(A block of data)
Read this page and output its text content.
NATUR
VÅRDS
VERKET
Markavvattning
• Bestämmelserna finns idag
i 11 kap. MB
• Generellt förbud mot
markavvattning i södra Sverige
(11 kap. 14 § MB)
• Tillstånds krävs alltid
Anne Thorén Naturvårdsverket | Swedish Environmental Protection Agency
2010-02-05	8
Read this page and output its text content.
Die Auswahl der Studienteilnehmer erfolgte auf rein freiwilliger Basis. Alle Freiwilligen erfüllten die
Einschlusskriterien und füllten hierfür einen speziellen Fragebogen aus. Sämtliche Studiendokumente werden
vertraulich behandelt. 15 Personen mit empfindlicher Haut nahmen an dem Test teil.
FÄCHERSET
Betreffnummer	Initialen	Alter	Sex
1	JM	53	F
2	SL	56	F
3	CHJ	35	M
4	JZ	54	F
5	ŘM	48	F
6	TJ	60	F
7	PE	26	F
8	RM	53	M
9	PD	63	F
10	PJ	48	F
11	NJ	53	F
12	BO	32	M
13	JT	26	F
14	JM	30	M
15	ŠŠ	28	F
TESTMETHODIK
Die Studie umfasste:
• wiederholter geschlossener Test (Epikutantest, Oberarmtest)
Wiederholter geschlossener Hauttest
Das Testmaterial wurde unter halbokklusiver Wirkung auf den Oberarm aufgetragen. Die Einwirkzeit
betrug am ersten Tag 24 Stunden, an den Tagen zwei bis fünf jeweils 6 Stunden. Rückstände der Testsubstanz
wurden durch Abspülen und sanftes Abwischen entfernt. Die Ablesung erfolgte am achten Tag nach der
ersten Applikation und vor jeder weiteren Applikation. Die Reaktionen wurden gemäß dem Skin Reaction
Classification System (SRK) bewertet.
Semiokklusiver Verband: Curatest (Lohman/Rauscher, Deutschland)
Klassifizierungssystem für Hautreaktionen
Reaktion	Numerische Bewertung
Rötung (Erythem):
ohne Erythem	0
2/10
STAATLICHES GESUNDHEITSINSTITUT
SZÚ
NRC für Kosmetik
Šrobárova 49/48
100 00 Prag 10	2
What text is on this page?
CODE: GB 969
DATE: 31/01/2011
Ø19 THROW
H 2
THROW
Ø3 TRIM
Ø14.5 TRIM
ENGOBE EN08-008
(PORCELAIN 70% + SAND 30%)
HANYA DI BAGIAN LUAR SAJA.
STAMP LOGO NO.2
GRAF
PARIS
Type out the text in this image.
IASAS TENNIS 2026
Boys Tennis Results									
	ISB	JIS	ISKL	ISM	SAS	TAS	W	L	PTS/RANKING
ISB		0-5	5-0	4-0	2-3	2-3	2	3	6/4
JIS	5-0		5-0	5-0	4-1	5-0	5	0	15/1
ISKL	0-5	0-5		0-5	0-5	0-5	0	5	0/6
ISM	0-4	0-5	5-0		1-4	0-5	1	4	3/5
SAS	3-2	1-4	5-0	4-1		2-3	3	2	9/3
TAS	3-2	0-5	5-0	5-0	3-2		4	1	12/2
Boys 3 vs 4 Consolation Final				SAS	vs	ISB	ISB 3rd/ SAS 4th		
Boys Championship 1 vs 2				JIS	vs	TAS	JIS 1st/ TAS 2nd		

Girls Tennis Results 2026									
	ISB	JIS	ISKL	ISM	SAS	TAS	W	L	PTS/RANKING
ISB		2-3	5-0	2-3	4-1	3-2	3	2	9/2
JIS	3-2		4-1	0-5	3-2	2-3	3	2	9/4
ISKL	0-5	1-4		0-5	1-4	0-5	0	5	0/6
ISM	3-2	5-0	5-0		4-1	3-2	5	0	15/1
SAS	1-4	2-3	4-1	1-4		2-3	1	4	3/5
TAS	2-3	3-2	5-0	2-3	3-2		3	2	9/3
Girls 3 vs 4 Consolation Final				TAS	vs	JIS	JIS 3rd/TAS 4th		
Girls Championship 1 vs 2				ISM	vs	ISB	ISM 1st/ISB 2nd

__What is expected__
Find each line with the string "Championship" and copy it out.

__Completed task__
Boys Championship 1 vs 2				JIS	vs	TAS	JIS 1st/ TAS 2nd		
Girls Championship 1 vs 2				ISM	vs	ISB	ISM 1st/ISB 2nd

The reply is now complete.